(A block of data)
-------------------------
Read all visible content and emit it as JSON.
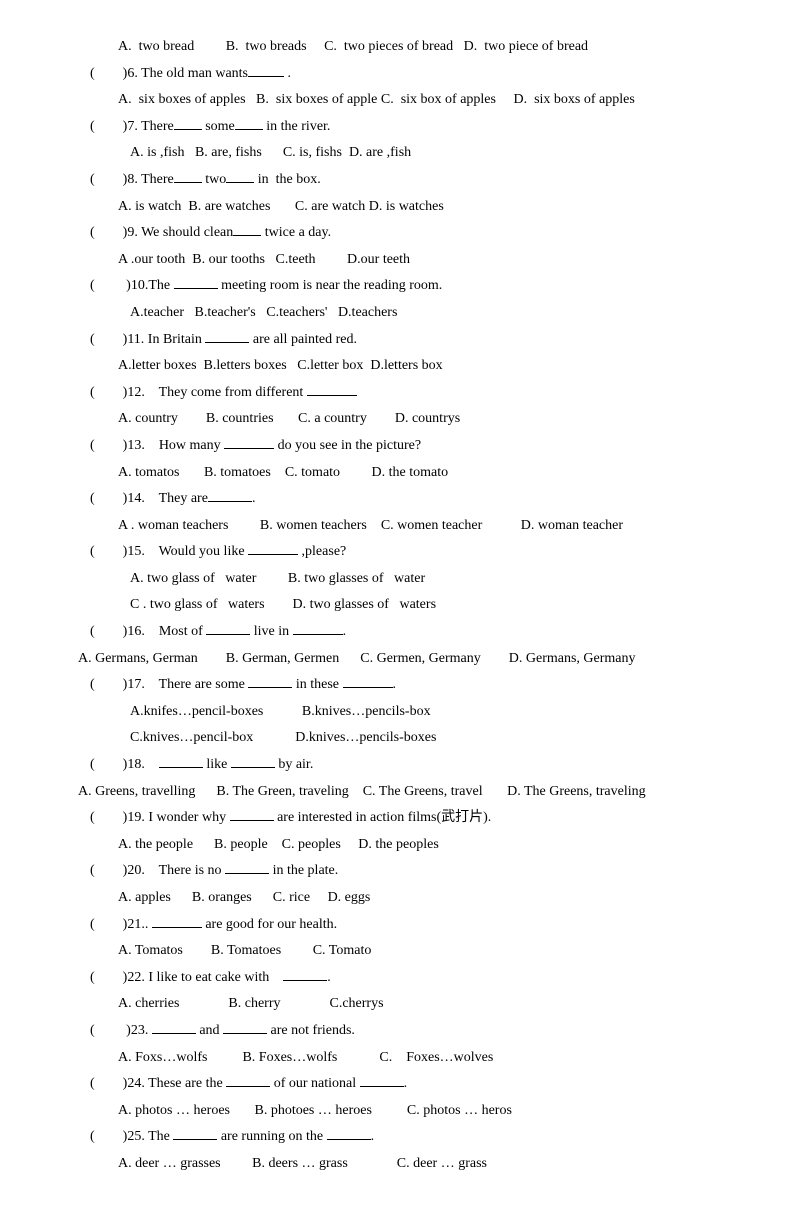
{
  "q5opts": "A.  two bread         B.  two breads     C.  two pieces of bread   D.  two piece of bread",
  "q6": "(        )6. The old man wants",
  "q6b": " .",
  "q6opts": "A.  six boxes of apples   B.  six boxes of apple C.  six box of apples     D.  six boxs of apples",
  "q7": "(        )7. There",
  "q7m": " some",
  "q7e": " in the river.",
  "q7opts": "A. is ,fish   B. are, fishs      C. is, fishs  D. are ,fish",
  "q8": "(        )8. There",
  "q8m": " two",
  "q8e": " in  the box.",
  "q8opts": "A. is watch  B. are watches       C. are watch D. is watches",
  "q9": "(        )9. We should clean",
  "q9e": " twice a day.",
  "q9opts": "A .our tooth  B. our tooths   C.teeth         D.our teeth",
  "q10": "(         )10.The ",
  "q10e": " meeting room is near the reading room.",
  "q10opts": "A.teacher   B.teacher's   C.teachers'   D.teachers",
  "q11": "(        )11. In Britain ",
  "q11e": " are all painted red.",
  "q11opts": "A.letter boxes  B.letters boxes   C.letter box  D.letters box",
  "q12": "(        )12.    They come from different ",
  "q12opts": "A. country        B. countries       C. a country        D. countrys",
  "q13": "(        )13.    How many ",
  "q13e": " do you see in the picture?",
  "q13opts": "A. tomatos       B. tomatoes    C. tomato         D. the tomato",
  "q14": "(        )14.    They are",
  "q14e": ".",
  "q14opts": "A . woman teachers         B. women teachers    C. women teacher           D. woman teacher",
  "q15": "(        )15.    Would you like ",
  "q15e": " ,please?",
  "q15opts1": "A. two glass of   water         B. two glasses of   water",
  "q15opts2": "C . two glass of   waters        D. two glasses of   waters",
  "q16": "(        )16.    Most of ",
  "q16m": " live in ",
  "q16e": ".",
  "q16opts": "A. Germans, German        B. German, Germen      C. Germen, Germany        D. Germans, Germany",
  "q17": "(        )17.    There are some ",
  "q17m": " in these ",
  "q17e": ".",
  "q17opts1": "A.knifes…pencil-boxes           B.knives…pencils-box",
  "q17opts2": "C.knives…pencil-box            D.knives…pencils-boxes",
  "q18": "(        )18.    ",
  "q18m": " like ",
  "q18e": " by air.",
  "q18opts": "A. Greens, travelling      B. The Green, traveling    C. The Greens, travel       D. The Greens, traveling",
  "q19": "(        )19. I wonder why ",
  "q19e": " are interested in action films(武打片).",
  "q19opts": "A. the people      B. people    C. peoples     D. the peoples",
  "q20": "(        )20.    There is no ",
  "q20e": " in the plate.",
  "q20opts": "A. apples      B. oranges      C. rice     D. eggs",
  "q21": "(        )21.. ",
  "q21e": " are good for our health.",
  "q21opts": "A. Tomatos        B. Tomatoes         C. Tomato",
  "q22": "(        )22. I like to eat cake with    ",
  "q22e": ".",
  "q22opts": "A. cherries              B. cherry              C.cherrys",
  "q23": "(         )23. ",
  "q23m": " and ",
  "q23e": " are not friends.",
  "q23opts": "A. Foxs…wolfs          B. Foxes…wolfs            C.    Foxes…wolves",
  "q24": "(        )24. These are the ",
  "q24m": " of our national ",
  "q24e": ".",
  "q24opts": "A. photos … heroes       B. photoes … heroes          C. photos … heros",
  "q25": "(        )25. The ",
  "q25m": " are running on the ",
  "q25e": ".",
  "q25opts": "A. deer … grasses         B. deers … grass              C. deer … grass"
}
-------------------------
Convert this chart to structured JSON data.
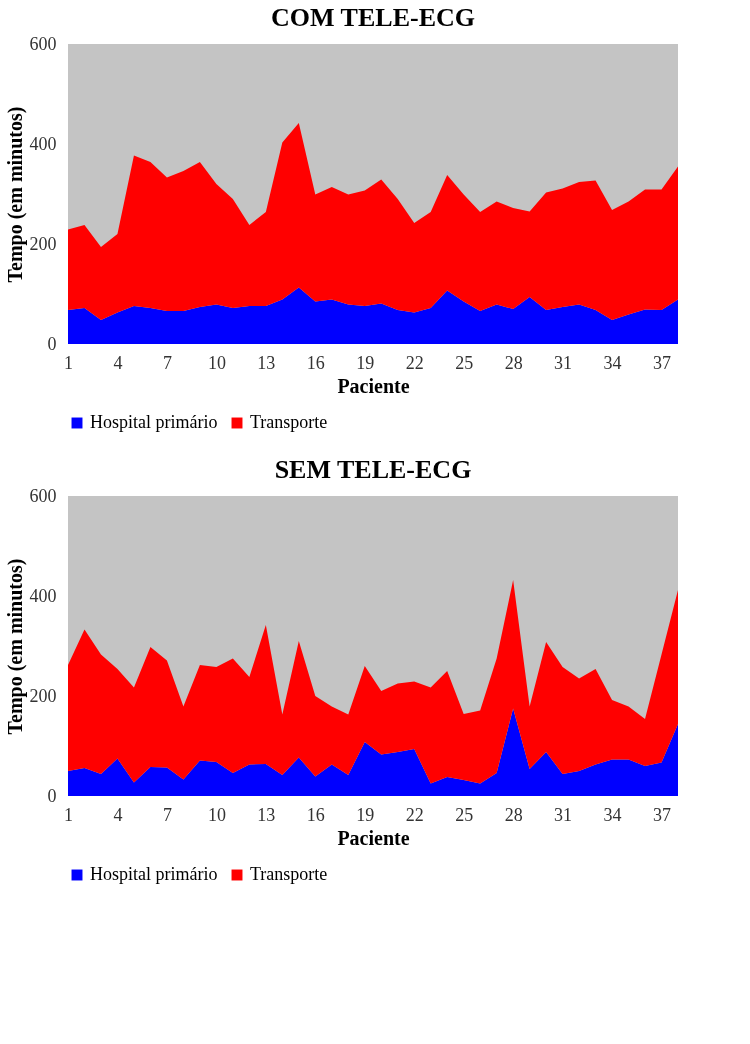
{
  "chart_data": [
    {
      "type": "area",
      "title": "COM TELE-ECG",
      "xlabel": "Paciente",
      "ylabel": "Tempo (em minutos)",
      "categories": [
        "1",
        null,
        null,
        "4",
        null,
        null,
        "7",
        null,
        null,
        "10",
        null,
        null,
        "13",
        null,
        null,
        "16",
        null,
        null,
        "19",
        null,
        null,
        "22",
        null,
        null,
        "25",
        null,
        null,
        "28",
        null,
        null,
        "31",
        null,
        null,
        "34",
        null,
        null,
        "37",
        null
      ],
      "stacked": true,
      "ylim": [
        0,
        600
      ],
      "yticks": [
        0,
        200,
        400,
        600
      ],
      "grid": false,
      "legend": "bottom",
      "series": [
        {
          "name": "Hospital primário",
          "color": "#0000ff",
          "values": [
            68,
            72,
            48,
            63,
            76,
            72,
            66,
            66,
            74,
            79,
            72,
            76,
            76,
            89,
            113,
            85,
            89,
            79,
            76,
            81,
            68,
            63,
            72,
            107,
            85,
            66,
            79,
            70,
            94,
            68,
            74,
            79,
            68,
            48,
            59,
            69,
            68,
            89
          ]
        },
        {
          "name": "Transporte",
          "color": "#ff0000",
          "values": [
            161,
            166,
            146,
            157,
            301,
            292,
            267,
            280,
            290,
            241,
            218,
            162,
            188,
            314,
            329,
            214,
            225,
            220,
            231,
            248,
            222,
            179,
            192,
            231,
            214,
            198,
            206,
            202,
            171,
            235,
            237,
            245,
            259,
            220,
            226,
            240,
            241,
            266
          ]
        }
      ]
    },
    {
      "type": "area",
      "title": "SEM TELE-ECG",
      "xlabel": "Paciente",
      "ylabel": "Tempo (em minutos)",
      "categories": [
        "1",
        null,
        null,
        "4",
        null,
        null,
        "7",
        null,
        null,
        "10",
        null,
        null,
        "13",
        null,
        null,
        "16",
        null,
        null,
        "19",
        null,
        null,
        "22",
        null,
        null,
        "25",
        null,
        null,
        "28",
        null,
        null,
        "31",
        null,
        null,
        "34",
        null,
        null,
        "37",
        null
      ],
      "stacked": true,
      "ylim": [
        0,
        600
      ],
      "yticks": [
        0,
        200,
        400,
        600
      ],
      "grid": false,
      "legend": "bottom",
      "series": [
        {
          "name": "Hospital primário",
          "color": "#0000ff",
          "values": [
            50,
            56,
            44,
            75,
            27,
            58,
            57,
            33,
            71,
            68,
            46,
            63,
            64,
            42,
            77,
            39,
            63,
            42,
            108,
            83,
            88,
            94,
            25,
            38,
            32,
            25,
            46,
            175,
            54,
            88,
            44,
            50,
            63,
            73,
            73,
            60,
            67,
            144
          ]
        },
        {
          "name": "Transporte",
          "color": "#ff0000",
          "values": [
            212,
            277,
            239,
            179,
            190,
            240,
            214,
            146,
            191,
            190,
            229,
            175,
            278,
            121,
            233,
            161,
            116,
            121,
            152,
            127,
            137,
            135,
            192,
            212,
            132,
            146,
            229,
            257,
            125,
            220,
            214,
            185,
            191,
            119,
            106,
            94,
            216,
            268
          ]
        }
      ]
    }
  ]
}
-------------------------
List all lines above in which the string "title" appears.

      "title": "COM TELE-ECG",
      "title": "SEM TELE-ECG",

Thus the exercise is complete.